Extracted records
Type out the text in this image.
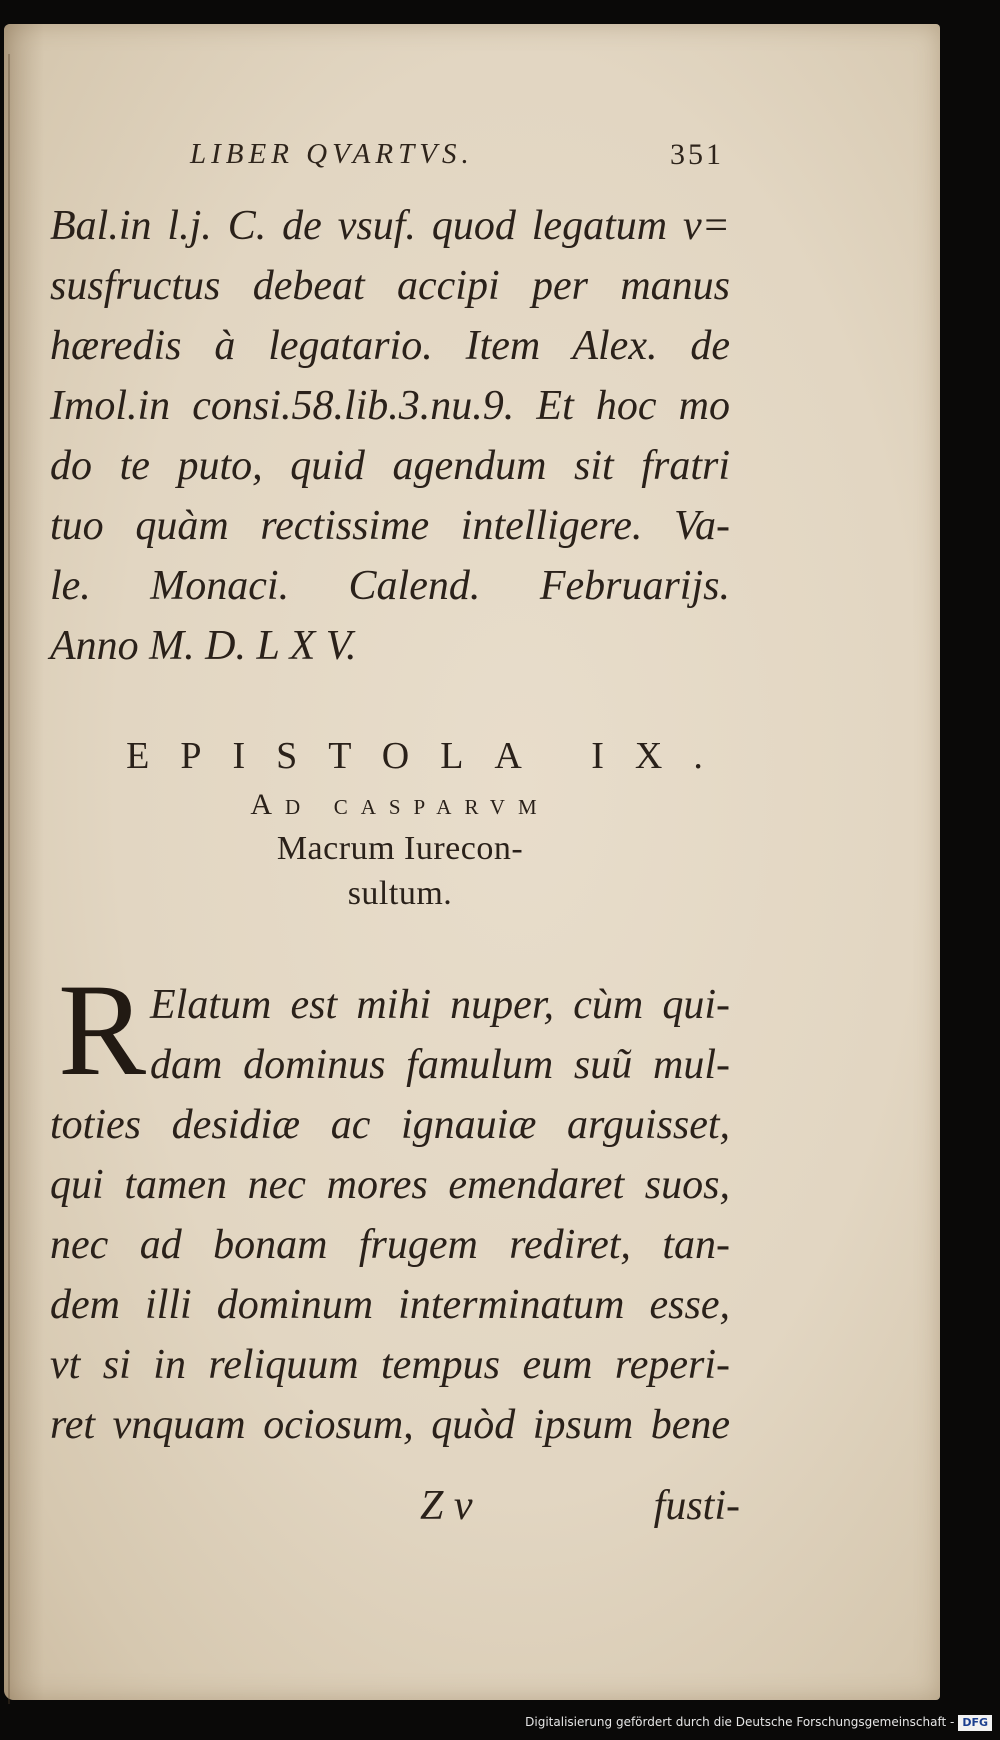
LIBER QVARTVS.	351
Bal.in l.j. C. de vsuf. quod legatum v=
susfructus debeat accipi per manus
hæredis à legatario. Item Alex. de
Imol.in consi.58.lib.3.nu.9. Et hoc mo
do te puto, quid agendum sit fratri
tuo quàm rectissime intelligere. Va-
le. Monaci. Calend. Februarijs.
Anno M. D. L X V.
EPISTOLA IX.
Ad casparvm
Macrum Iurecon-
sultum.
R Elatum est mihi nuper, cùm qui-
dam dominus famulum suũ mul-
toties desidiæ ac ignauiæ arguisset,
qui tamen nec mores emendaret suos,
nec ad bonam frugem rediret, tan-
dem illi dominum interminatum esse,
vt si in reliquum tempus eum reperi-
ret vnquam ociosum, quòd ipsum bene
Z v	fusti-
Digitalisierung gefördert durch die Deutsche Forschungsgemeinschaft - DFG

**Job**:
Reproduce the full listing faithfully, but do not carry over any pictures.

**Task answer**:
Type out the text in this image.
LIBER QVARTVS.	351
Bal.in l.j. C. de vsuf. quod legatum v=
susfructus debeat accipi per manus
hæredis à legatario. Item Alex. de
Imol.in consi.58.lib.3.nu.9. Et hoc mo
do te puto, quid agendum sit fratri
tuo quàm rectissime intelligere. Va-
le. Monaci. Calend. Februarijs.
Anno M. D. L X V.
EPISTOLA IX.
Ad casparvm
Macrum Iurecon-
sultum.
R Elatum est mihi nuper, cùm qui-
dam dominus famulum suũ mul-
toties desidiæ ac ignauiæ arguisset,
qui tamen nec mores emendaret suos,
nec ad bonam frugem rediret, tan-
dem illi dominum interminatum esse,
vt si in reliquum tempus eum reperi-
ret vnquam ociosum, quòd ipsum bene
Z v	fusti-
Digitalisierung gefördert durch die Deutsche Forschungsgemeinschaft - DFG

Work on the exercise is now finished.